• **TASK MATERIAL**
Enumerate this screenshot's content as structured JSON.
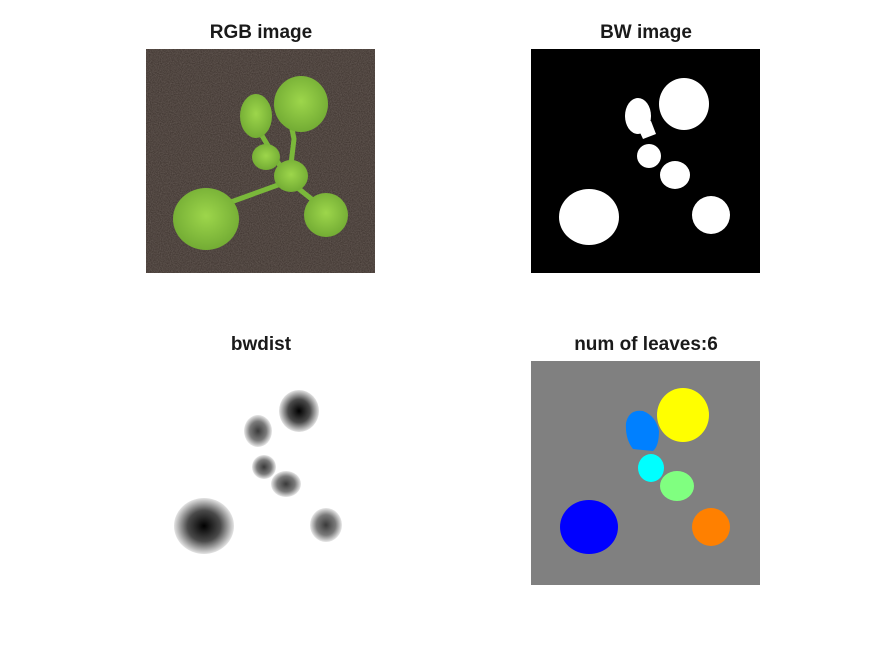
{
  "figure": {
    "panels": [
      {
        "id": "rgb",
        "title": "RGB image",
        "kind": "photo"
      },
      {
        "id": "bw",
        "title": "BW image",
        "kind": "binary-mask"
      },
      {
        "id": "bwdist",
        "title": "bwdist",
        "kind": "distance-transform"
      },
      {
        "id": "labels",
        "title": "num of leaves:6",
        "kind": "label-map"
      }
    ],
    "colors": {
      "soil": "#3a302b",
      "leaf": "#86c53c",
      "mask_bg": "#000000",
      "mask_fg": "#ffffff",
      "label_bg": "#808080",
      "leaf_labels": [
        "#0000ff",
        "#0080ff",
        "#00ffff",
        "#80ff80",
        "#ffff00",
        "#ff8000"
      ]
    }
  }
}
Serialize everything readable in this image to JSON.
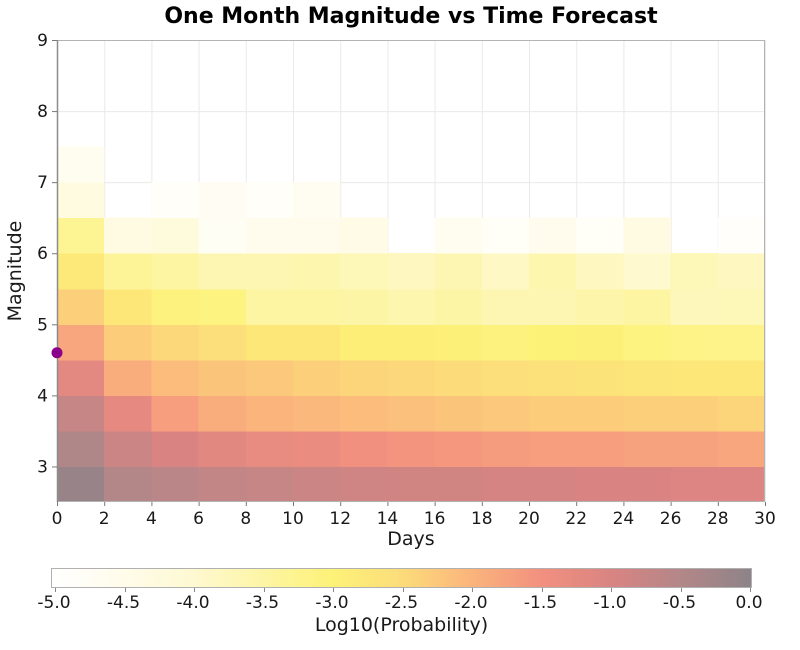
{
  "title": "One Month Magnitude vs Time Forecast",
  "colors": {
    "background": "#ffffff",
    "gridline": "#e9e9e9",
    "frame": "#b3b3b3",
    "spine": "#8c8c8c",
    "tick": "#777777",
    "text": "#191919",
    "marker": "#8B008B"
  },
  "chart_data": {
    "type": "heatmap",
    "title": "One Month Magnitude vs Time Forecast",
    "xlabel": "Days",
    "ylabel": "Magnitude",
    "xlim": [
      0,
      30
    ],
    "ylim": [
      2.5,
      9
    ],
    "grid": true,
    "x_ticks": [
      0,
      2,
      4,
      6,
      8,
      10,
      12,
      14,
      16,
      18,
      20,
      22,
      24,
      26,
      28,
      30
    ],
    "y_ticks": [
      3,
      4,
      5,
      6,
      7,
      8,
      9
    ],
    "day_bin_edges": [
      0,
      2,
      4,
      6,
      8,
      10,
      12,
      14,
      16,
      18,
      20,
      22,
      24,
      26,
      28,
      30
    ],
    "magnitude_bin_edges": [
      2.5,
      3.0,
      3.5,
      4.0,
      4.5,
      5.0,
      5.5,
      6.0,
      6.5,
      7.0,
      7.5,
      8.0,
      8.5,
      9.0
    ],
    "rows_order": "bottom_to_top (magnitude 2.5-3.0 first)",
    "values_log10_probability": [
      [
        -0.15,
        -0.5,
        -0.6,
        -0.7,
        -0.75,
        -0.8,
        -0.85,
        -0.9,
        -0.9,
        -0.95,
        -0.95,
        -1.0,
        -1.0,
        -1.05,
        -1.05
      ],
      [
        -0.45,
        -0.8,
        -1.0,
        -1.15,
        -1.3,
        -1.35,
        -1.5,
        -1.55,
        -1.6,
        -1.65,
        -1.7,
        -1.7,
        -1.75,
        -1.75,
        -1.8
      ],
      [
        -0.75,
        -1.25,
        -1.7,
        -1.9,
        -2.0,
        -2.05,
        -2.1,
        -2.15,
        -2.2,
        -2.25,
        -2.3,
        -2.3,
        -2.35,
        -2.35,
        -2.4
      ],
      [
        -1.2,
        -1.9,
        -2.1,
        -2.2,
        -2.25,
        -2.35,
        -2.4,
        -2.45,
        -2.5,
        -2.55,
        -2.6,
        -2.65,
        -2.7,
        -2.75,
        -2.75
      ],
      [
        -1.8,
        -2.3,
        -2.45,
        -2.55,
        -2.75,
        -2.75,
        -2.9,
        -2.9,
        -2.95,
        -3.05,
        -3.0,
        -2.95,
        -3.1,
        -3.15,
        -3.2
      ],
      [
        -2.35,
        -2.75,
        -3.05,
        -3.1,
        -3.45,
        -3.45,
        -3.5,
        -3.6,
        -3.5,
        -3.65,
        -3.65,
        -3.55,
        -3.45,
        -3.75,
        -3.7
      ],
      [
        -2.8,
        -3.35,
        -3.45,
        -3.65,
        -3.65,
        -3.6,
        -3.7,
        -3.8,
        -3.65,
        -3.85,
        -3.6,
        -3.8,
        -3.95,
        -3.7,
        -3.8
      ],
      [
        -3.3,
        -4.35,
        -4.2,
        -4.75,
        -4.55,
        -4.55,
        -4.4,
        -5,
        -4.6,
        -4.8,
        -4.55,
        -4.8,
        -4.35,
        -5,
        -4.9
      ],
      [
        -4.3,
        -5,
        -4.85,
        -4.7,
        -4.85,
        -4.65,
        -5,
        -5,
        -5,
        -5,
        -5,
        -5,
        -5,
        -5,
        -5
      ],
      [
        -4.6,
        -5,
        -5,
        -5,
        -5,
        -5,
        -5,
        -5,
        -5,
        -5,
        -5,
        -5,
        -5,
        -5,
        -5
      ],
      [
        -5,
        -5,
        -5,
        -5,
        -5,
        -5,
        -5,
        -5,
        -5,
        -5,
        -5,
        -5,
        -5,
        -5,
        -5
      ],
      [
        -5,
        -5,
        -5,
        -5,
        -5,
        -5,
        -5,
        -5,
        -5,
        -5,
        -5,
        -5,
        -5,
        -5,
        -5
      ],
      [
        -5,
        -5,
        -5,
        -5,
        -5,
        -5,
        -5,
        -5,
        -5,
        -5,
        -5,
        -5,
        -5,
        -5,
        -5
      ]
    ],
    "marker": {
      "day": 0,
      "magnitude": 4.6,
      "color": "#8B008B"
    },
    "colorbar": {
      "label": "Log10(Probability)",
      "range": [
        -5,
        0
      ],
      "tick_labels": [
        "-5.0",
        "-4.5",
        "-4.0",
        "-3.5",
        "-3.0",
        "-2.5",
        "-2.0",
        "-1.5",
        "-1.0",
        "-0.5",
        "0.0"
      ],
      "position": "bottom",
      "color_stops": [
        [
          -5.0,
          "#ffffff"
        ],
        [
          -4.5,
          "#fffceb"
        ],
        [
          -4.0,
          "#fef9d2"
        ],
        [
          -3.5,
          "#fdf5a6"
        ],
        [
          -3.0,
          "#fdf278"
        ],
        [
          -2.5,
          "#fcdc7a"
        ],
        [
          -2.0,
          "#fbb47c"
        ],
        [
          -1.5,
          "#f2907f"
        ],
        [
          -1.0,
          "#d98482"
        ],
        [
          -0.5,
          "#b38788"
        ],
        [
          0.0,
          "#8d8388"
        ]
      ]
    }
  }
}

• **EXERCISE**
Write out the full listing verbatim, excluding its pictures.

• **EXERCISE OUTPUT**
Enumerate this screenshot's content as structured JSON.
{
  "figure": {
    "panels": [
      {
        "id": "rgb",
        "title": "RGB image",
        "kind": "photo"
      },
      {
        "id": "bw",
        "title": "BW image",
        "kind": "binary-mask"
      },
      {
        "id": "bwdist",
        "title": "bwdist",
        "kind": "distance-transform"
      },
      {
        "id": "labels",
        "title": "num of leaves:6",
        "kind": "label-map"
      }
    ],
    "colors": {
      "soil": "#3a302b",
      "leaf": "#86c53c",
      "mask_bg": "#000000",
      "mask_fg": "#ffffff",
      "label_bg": "#808080",
      "leaf_labels": [
        "#0000ff",
        "#0080ff",
        "#00ffff",
        "#80ff80",
        "#ffff00",
        "#ff8000"
      ]
    }
  }
}
Serialize everything readable in this image to JSON.
{
  "title": "One Month Magnitude vs Time Forecast",
  "colors": {
    "background": "#ffffff",
    "gridline": "#e9e9e9",
    "frame": "#b3b3b3",
    "spine": "#8c8c8c",
    "tick": "#777777",
    "text": "#191919",
    "marker": "#8B008B"
  },
  "chart_data": {
    "type": "heatmap",
    "title": "One Month Magnitude vs Time Forecast",
    "xlabel": "Days",
    "ylabel": "Magnitude",
    "xlim": [
      0,
      30
    ],
    "ylim": [
      2.5,
      9
    ],
    "grid": true,
    "x_ticks": [
      0,
      2,
      4,
      6,
      8,
      10,
      12,
      14,
      16,
      18,
      20,
      22,
      24,
      26,
      28,
      30
    ],
    "y_ticks": [
      3,
      4,
      5,
      6,
      7,
      8,
      9
    ],
    "day_bin_edges": [
      0,
      2,
      4,
      6,
      8,
      10,
      12,
      14,
      16,
      18,
      20,
      22,
      24,
      26,
      28,
      30
    ],
    "magnitude_bin_edges": [
      2.5,
      3.0,
      3.5,
      4.0,
      4.5,
      5.0,
      5.5,
      6.0,
      6.5,
      7.0,
      7.5,
      8.0,
      8.5,
      9.0
    ],
    "rows_order": "bottom_to_top (magnitude 2.5-3.0 first)",
    "values_log10_probability": [
      [
        -0.15,
        -0.5,
        -0.6,
        -0.7,
        -0.75,
        -0.8,
        -0.85,
        -0.9,
        -0.9,
        -0.95,
        -0.95,
        -1.0,
        -1.0,
        -1.05,
        -1.05
      ],
      [
        -0.45,
        -0.8,
        -1.0,
        -1.15,
        -1.3,
        -1.35,
        -1.5,
        -1.55,
        -1.6,
        -1.65,
        -1.7,
        -1.7,
        -1.75,
        -1.75,
        -1.8
      ],
      [
        -0.75,
        -1.25,
        -1.7,
        -1.9,
        -2.0,
        -2.05,
        -2.1,
        -2.15,
        -2.2,
        -2.25,
        -2.3,
        -2.3,
        -2.35,
        -2.35,
        -2.4
      ],
      [
        -1.2,
        -1.9,
        -2.1,
        -2.2,
        -2.25,
        -2.35,
        -2.4,
        -2.45,
        -2.5,
        -2.55,
        -2.6,
        -2.65,
        -2.7,
        -2.75,
        -2.75
      ],
      [
        -1.8,
        -2.3,
        -2.45,
        -2.55,
        -2.75,
        -2.75,
        -2.9,
        -2.9,
        -2.95,
        -3.05,
        -3.0,
        -2.95,
        -3.1,
        -3.15,
        -3.2
      ],
      [
        -2.35,
        -2.75,
        -3.05,
        -3.1,
        -3.45,
        -3.45,
        -3.5,
        -3.6,
        -3.5,
        -3.65,
        -3.65,
        -3.55,
        -3.45,
        -3.75,
        -3.7
      ],
      [
        -2.8,
        -3.35,
        -3.45,
        -3.65,
        -3.65,
        -3.6,
        -3.7,
        -3.8,
        -3.65,
        -3.85,
        -3.6,
        -3.8,
        -3.95,
        -3.7,
        -3.8
      ],
      [
        -3.3,
        -4.35,
        -4.2,
        -4.75,
        -4.55,
        -4.55,
        -4.4,
        -5,
        -4.6,
        -4.8,
        -4.55,
        -4.8,
        -4.35,
        -5,
        -4.9
      ],
      [
        -4.3,
        -5,
        -4.85,
        -4.7,
        -4.85,
        -4.65,
        -5,
        -5,
        -5,
        -5,
        -5,
        -5,
        -5,
        -5,
        -5
      ],
      [
        -4.6,
        -5,
        -5,
        -5,
        -5,
        -5,
        -5,
        -5,
        -5,
        -5,
        -5,
        -5,
        -5,
        -5,
        -5
      ],
      [
        -5,
        -5,
        -5,
        -5,
        -5,
        -5,
        -5,
        -5,
        -5,
        -5,
        -5,
        -5,
        -5,
        -5,
        -5
      ],
      [
        -5,
        -5,
        -5,
        -5,
        -5,
        -5,
        -5,
        -5,
        -5,
        -5,
        -5,
        -5,
        -5,
        -5,
        -5
      ],
      [
        -5,
        -5,
        -5,
        -5,
        -5,
        -5,
        -5,
        -5,
        -5,
        -5,
        -5,
        -5,
        -5,
        -5,
        -5
      ]
    ],
    "marker": {
      "day": 0,
      "magnitude": 4.6,
      "color": "#8B008B"
    },
    "colorbar": {
      "label": "Log10(Probability)",
      "range": [
        -5,
        0
      ],
      "tick_labels": [
        "-5.0",
        "-4.5",
        "-4.0",
        "-3.5",
        "-3.0",
        "-2.5",
        "-2.0",
        "-1.5",
        "-1.0",
        "-0.5",
        "0.0"
      ],
      "position": "bottom",
      "color_stops": [
        [
          -5.0,
          "#ffffff"
        ],
        [
          -4.5,
          "#fffceb"
        ],
        [
          -4.0,
          "#fef9d2"
        ],
        [
          -3.5,
          "#fdf5a6"
        ],
        [
          -3.0,
          "#fdf278"
        ],
        [
          -2.5,
          "#fcdc7a"
        ],
        [
          -2.0,
          "#fbb47c"
        ],
        [
          -1.5,
          "#f2907f"
        ],
        [
          -1.0,
          "#d98482"
        ],
        [
          -0.5,
          "#b38788"
        ],
        [
          0.0,
          "#8d8388"
        ]
      ]
    }
  }
}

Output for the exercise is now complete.